* **Check your understanding**:
**a)** Decide whether each statement below agrees with the passage on Ellobius tancrei chromosomes. Answer yes or no for each, and quote the words of the passage that decide it: (i) The discovery of the 2n = 30 form moved a border of the chromosomal polymorphism zone to the West. (ii) Whole-arm reciprocal translocations have not yet been recorded in Ellobius tancrei. (iii) Over 25 years, the distribution of chromosomal forms within the area changed considerably.
**b)** Rewrite the passage on Ellobius tancrei chromosomes from "G-banded karyotype of" to "segments. Bar = 10 μm.", substituting "Black triangles" for "Black squares".

G-banded karyotype of Ellobius tancrei, 2n = 30 (25618 ♂). The chromosome nomenclature follows Bakloushinskaya et al. (2012). Black squares mark the positions of centromeres. Vertical black bars and the numbers beside them mark the localisation of Microtus agrestis (MAG) chromosome segments. Bar = 10 μm.

Figure 2.

a G-banded Ellobius tancrei, 2n = 30 (25601 ♀) metaphase spread. b the same spread, fluorescent in situ hybridisation (Zoo-FISH) of Microtus agrestis (MAG) chromosome 18 (red) and 24 (green) on Rb metacentrics (red and green arrows). Bar = 10 μm.


The analysis of the spatio-temporal variation in the structure of a chromosomal polymorphism zone in Ellobius tancrei with an interval of 25 years showed that the distribution of chromosomal forms within the area has not changed during this period, except for a small range expansion of a low-chromosomal form (2n = 32) at the western boundary (Lyapunova et al. 2010). Discovery of the chromosome form with 2n = 30 expanded the limits for chromosome rearrangements to the maximal number of fusions in Ellobius tancrei, and also moved a border of the chromosomal polymorphism zone to the East, closer to the Ellobius alaicus Vorontsov et al., 1969 range. The form with 2n = 30 may be considered as the lowest possible chromosome number for Ellobius tancrei, because in such a karyotype only the sex chromosomes (XX, in both sexes) and one pair of acrocentric autosomes remain not rearranged. To date, whole-arm reciprocal translocations (WARTs) have not been recorded in Ellobius tancrei. The X chromosomes clearly do not tend to be involved in Rb translocations; a heterozygous 2n = 53 karyotype with an X-autosome Rb-translocation was detected only once in a single female of Ellobius tancrei from the Tien-Shan (Lyapunova et al. 1985).

* **Supplied records**:
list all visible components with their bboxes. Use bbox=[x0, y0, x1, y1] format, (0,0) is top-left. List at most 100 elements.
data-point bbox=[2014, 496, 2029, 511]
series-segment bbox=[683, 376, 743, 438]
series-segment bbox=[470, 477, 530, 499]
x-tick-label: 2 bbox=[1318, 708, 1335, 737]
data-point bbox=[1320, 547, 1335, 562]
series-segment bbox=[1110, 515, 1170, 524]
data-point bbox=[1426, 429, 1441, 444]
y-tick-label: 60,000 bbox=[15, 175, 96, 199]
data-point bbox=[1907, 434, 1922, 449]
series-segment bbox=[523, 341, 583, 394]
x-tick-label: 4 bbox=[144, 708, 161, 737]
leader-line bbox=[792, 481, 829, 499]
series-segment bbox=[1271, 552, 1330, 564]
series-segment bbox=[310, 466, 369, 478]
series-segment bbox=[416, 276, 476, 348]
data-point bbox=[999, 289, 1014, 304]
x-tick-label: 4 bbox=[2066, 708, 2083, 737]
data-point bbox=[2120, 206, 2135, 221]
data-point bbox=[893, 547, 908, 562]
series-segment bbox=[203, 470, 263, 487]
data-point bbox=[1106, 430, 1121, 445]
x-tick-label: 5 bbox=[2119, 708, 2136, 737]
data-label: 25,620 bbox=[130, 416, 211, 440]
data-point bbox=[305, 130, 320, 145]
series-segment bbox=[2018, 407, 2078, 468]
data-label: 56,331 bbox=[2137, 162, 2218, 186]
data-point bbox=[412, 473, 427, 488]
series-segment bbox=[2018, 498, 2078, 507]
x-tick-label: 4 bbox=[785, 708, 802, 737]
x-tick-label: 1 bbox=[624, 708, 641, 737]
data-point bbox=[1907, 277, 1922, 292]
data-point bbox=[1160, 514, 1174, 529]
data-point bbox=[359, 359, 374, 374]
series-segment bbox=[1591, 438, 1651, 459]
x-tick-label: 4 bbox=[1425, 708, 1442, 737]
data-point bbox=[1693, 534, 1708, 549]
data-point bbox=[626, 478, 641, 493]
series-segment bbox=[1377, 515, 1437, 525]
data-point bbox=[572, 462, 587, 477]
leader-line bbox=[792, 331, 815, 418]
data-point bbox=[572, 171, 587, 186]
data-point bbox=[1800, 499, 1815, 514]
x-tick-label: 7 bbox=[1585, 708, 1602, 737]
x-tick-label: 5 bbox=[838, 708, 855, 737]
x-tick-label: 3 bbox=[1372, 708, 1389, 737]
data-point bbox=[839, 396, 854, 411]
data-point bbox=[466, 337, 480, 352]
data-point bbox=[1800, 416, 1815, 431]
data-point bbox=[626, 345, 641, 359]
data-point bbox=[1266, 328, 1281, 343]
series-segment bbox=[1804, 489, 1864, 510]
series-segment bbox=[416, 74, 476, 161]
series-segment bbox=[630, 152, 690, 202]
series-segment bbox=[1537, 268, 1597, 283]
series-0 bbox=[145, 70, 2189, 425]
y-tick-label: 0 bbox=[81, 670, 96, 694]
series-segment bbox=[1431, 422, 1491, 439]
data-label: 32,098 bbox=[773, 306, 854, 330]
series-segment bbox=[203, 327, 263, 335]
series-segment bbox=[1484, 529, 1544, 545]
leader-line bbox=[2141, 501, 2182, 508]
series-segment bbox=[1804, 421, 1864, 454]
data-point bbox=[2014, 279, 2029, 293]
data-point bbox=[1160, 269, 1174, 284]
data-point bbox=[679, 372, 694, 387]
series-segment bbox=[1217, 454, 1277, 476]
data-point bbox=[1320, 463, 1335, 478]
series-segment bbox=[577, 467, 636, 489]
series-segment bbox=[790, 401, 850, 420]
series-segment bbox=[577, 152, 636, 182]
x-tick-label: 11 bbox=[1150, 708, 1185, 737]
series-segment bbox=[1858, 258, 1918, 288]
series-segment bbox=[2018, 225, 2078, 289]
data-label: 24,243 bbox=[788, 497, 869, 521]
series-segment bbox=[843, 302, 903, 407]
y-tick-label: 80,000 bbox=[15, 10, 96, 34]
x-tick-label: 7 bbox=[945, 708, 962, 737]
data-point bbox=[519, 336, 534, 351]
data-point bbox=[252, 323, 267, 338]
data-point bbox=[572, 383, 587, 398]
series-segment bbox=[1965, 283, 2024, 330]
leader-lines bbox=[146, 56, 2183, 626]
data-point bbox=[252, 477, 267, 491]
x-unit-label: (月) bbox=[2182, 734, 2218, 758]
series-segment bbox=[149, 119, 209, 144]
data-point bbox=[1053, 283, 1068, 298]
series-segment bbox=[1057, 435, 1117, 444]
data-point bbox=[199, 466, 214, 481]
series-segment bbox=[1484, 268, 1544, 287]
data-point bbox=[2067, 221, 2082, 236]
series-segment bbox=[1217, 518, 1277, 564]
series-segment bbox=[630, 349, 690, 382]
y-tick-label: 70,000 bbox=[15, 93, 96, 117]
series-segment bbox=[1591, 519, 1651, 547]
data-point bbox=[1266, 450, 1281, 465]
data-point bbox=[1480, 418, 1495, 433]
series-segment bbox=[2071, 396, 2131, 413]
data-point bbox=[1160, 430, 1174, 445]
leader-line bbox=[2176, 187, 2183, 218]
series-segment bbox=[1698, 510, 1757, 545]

* **Exercise results**:
**a)**
(i) No: "moved a border of the chromosomal polymorphism zone to the East"
(ii) Yes: "To date, whole-arm reciprocal translocations (WARTs) have not been recorded in Ellobius tancrei."
(iii) No: "the distribution of chromosomal forms within the area has not changed during this period"

**b)**
G-banded karyotype of Ellobius tancrei, 2n = 30 (25618 ♂). The chromosome nomenclature follows Bakloushinskaya et al. (2012). Black triangles mark the positions of centromeres. Vertical black bars and the numbers beside them mark the localisation of Microtus agrestis (MAG) chromosome segments. Bar = 10 μm.